▶ [Given task]
Go through the entries below and collect each line with the string "title" in it.

━━━ Dataset extract

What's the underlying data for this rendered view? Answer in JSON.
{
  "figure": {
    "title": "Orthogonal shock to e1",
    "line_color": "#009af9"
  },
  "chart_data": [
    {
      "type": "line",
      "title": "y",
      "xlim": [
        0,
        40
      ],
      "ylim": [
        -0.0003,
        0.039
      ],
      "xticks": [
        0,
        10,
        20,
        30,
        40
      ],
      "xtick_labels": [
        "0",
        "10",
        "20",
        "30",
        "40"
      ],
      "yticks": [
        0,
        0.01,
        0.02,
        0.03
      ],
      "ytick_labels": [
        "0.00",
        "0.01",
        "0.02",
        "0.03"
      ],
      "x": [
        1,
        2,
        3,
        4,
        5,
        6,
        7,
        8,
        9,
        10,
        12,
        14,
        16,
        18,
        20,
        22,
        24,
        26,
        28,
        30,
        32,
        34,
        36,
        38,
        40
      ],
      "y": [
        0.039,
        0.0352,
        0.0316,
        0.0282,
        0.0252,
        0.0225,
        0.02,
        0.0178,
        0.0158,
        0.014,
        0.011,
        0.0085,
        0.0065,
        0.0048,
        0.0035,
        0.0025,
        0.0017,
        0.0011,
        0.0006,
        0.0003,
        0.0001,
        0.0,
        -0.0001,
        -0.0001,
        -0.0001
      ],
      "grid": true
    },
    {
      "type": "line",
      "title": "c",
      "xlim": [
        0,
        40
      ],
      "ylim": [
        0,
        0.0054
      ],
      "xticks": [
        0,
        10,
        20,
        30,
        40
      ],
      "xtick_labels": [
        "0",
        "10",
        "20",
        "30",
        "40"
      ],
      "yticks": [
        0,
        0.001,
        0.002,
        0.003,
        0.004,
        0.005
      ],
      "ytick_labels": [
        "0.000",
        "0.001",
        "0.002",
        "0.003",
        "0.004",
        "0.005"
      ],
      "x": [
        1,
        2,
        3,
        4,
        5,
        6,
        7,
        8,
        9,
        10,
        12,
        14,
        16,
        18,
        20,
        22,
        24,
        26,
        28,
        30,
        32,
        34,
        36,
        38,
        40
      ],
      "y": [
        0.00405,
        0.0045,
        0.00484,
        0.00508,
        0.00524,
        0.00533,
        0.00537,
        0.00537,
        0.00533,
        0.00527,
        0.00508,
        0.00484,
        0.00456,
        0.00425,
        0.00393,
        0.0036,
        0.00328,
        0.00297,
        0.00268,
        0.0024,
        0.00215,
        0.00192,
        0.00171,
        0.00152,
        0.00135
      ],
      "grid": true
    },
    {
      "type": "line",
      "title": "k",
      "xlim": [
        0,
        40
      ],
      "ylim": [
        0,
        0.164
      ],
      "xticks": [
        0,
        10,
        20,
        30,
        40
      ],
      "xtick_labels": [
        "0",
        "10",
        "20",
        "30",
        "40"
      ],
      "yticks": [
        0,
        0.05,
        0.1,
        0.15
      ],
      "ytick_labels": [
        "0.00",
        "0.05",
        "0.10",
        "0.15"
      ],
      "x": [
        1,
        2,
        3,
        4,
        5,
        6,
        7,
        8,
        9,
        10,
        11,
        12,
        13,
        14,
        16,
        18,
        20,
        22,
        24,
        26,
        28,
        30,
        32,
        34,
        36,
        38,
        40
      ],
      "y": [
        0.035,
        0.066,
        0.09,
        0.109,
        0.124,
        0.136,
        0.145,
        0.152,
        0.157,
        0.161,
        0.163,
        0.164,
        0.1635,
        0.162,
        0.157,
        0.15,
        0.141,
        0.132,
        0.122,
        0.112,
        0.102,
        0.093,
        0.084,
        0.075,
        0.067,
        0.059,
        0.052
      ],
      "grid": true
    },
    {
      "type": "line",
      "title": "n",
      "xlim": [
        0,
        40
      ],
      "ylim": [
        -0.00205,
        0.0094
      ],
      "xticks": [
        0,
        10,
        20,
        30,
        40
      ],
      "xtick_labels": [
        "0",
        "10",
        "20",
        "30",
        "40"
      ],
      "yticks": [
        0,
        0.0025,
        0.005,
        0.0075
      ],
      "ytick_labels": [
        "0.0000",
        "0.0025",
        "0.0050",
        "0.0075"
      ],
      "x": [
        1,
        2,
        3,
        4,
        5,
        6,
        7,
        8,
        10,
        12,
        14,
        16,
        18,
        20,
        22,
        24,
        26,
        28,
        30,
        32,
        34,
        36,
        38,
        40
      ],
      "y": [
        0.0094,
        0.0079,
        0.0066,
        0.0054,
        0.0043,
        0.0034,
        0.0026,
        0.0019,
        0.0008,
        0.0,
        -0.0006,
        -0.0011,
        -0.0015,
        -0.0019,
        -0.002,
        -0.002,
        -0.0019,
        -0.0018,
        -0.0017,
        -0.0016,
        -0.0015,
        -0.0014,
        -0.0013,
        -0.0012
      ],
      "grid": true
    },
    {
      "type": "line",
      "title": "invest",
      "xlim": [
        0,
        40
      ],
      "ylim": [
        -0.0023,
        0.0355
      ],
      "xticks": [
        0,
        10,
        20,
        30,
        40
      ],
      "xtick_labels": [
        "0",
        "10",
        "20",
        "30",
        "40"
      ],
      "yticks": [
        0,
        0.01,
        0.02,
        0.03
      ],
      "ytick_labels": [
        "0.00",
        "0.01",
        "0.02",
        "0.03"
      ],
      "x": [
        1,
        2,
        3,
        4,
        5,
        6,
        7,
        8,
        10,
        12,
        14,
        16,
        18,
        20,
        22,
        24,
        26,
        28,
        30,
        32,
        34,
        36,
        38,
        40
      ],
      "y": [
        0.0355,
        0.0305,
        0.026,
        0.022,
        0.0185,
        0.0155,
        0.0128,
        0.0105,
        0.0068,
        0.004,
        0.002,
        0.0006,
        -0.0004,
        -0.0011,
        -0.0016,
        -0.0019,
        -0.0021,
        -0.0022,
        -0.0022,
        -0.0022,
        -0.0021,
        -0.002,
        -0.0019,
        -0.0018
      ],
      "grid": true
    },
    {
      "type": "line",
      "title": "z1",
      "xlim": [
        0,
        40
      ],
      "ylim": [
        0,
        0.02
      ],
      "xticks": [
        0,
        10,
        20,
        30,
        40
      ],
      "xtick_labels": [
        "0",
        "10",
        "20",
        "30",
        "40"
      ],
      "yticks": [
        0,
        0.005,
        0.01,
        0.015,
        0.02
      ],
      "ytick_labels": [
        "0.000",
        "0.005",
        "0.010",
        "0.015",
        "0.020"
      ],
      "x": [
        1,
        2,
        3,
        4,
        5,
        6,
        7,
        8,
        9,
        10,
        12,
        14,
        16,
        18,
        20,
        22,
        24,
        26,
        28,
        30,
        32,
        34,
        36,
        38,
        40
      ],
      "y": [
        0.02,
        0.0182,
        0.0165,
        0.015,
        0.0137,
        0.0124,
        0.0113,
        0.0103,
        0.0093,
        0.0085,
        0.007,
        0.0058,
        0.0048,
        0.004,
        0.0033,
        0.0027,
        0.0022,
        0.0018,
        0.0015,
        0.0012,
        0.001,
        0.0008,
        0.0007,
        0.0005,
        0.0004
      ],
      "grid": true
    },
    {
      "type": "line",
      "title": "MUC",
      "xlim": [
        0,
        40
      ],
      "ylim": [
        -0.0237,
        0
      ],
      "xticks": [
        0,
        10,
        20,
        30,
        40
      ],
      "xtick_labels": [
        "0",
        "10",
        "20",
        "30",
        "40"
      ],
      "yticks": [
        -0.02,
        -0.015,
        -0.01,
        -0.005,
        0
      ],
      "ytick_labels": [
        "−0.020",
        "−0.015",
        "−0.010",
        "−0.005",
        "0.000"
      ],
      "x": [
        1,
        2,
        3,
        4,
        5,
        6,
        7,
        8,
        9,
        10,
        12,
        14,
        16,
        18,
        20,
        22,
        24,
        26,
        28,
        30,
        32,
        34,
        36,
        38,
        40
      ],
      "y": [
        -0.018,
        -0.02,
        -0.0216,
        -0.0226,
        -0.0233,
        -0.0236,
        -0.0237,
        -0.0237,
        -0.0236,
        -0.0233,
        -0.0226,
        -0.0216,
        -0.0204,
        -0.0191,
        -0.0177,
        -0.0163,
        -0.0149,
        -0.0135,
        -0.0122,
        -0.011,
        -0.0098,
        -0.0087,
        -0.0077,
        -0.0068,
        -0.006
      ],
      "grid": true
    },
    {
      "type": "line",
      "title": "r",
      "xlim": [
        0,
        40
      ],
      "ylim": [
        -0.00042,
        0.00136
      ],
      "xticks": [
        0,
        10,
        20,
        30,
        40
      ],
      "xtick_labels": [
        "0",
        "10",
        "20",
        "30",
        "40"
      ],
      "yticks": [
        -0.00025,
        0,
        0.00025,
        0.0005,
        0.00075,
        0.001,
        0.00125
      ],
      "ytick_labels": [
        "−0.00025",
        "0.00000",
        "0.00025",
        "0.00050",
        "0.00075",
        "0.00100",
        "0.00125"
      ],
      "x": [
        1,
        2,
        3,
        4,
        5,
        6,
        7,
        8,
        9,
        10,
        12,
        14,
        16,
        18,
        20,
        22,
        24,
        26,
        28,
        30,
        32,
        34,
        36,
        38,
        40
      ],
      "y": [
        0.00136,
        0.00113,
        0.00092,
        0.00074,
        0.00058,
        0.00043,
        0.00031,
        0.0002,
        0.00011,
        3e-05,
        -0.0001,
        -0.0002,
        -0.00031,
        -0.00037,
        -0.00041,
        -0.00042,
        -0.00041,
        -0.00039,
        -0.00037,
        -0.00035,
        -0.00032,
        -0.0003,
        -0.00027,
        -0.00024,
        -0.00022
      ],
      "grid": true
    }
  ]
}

━━━━━━

▶ [Expected answer]
    "title": "Orthogonal shock to e1",
      "title": "y",
      "title": "c",
      "title": "k",
      "title": "n",
      "title": "invest",
      "title": "z1",
      "title": "MUC",
      "title": "r",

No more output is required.